DATA PROVIDED:
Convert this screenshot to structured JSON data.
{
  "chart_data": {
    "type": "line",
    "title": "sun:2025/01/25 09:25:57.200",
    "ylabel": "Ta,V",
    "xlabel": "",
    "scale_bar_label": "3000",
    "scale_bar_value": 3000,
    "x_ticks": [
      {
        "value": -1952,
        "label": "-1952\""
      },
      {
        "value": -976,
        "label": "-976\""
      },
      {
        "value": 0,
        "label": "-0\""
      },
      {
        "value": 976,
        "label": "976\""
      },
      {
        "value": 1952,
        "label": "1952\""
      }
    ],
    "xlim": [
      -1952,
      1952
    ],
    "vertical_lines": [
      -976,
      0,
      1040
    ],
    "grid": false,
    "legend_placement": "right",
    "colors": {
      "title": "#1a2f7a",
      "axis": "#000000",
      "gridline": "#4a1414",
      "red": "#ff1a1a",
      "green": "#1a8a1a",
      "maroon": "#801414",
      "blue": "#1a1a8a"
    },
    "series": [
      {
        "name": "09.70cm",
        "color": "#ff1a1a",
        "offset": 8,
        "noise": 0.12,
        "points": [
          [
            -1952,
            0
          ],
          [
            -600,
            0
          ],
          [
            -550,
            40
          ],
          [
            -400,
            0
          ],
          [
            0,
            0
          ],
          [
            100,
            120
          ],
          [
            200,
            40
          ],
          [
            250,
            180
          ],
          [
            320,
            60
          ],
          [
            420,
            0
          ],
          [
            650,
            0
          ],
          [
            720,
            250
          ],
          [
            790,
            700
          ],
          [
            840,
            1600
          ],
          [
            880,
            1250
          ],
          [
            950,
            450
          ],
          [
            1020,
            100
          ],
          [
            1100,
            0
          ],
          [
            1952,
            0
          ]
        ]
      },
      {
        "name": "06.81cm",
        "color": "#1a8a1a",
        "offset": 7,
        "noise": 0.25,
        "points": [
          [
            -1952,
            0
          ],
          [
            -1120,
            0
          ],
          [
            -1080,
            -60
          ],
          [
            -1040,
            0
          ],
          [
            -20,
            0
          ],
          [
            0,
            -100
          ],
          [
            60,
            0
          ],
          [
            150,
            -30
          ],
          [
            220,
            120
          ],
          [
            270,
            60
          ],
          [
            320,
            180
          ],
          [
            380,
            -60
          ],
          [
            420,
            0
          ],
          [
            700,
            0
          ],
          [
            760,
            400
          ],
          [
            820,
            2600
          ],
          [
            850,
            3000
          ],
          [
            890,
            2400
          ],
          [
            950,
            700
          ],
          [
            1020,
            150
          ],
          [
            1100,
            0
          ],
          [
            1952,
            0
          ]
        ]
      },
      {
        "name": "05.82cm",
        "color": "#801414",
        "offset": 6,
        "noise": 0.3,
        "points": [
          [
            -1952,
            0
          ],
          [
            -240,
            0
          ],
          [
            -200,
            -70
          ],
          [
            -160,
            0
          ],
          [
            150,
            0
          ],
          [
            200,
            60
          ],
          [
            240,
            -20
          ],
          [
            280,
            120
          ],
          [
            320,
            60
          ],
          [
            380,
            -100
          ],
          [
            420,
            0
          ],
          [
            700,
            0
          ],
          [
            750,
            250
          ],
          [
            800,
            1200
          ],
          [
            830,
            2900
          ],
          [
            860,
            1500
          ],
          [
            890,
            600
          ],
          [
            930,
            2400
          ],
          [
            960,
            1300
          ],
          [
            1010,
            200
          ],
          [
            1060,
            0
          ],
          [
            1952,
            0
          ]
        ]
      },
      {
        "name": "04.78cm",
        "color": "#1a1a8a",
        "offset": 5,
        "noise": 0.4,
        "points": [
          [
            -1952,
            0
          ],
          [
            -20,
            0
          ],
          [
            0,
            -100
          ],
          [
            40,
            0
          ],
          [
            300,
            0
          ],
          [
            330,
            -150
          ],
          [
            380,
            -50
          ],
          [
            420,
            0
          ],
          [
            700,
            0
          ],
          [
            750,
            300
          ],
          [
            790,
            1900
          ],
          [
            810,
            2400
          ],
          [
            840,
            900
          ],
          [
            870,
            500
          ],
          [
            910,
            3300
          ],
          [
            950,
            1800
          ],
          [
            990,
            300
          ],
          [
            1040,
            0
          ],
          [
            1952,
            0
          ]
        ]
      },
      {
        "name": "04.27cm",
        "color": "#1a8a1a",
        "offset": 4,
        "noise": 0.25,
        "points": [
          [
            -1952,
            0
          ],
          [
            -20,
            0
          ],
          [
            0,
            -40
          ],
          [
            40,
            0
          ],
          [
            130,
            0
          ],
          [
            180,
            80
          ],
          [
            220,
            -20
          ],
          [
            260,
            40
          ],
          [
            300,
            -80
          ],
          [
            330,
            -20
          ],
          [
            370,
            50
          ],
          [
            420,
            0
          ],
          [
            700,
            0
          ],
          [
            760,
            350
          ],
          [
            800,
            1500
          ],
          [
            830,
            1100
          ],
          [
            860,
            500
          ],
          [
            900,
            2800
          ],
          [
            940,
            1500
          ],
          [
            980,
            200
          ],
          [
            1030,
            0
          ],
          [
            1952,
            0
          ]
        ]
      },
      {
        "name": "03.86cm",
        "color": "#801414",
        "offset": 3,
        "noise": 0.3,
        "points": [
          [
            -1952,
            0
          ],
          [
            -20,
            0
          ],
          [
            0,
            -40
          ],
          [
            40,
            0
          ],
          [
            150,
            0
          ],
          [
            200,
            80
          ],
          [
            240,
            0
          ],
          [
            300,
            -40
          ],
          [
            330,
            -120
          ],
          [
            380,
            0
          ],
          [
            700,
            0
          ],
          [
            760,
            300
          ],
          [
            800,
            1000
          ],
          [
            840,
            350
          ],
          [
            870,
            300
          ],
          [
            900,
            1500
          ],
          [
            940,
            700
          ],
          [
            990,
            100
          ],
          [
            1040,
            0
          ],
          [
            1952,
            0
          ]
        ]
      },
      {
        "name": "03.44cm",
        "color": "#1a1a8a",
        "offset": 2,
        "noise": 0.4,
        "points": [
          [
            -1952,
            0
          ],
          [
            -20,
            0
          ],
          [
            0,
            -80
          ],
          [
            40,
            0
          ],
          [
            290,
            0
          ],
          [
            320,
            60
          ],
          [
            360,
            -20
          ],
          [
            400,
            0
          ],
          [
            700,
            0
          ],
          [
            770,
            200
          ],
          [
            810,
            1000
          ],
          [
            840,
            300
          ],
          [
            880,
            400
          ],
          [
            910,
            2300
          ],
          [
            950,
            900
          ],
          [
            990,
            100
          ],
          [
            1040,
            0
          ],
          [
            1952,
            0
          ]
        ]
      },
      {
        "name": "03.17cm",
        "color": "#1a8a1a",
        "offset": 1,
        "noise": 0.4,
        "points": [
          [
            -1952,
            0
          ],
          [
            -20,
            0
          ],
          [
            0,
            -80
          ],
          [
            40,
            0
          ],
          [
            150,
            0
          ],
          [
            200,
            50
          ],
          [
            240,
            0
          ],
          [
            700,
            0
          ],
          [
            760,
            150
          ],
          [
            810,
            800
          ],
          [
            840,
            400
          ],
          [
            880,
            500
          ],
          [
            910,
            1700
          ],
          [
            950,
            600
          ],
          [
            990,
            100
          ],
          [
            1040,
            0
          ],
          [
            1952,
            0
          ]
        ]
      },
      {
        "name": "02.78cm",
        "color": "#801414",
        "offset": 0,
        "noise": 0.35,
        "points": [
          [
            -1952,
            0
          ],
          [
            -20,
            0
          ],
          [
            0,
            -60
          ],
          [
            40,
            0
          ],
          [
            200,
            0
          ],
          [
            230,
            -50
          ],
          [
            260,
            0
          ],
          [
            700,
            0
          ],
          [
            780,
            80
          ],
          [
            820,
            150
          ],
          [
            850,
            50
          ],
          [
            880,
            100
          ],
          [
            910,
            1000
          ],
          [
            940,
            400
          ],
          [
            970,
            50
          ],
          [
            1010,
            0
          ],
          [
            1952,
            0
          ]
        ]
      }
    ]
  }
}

THE EXERCISE: Extract each line holding the string "name".

WRITTEN RESPONSE:
        "name": "09.70cm",
        "name": "06.81cm",
        "name": "05.82cm",
        "name": "04.78cm",
        "name": "04.27cm",
        "name": "03.86cm",
        "name": "03.44cm",
        "name": "03.17cm",
        "name": "02.78cm",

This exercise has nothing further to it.